#### Provided entries ####

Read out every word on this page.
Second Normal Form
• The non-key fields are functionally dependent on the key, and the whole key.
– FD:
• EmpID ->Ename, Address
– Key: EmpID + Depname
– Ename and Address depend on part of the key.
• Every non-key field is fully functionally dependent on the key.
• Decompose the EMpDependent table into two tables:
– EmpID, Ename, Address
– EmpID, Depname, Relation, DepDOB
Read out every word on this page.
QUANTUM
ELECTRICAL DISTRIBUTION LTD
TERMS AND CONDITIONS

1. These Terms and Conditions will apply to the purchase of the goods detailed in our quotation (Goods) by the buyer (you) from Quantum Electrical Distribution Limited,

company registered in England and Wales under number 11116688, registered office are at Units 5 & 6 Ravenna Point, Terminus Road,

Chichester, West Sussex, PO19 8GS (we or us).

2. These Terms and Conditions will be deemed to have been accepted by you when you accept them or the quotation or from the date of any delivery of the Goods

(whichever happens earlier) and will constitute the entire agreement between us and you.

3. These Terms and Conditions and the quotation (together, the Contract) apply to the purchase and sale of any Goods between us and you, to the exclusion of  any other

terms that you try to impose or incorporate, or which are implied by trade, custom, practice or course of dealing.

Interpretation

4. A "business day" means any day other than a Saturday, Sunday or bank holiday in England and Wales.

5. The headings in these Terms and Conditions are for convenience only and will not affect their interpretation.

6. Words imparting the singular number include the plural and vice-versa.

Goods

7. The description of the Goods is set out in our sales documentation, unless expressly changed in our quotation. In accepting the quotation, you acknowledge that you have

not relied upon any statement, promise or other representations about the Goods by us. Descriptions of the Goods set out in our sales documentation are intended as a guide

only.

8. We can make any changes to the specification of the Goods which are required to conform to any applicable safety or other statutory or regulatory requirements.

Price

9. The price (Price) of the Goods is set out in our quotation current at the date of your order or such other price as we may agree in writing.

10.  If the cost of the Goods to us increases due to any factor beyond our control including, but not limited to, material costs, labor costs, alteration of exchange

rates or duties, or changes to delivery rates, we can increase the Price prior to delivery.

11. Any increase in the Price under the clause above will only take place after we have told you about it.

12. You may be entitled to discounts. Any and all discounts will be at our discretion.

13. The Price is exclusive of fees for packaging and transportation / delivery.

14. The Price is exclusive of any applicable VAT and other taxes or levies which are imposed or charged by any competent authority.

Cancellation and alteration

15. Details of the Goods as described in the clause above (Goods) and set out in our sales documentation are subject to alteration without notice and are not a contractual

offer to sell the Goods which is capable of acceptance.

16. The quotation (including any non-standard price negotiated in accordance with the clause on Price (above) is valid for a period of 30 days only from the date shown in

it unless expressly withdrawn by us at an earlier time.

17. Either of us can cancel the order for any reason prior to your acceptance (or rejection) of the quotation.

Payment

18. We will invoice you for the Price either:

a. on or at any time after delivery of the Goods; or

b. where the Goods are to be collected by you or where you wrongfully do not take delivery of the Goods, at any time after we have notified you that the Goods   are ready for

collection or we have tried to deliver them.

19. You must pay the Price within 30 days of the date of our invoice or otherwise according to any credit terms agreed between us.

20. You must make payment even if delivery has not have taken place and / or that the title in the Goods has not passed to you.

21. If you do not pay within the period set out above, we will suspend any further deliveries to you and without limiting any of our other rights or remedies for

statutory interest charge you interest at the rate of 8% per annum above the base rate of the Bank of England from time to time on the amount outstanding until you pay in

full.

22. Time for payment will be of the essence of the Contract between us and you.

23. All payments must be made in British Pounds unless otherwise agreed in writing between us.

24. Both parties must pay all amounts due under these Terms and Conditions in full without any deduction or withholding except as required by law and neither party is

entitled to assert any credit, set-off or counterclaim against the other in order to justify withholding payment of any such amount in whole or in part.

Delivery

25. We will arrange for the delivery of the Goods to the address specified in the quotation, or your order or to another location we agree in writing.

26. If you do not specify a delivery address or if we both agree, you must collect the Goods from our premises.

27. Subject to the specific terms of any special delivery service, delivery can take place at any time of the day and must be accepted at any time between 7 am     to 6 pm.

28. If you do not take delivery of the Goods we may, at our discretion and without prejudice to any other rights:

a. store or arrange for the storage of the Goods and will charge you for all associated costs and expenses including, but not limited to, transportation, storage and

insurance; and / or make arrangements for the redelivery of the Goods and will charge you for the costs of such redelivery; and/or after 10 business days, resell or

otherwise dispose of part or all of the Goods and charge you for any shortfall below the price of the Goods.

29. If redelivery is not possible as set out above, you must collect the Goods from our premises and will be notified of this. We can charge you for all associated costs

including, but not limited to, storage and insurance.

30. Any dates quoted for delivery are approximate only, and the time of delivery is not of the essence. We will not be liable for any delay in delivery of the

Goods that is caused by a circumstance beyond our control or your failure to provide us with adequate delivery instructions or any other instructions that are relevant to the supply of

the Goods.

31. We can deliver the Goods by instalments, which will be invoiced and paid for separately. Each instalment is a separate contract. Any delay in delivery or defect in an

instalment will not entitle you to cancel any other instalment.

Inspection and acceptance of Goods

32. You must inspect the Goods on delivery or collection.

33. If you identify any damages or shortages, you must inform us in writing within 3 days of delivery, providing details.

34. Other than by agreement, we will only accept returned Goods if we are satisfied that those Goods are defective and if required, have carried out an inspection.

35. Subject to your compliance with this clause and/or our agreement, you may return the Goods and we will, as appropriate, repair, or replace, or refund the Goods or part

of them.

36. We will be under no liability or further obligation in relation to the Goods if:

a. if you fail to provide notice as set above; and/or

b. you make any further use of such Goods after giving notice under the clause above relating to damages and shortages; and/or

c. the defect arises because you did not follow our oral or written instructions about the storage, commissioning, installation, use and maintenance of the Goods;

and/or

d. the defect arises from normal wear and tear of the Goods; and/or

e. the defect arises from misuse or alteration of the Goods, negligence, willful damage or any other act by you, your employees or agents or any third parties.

####

Return every line above in which the string "including" occurs.

10.  If the cost of the Goods to us increases due to any factor beyond our control including, but not limited to, material costs, labor costs, alteration of exchange
16. The quotation (including any non-standard price negotiated in accordance with the clause on Price (above) is valid for a period of 30 days only from the date shown in
a. store or arrange for the storage of the Goods and will charge you for all associated costs and expenses including, but not limited to, transportation, storage and
including, but not limited to, storage and insurance.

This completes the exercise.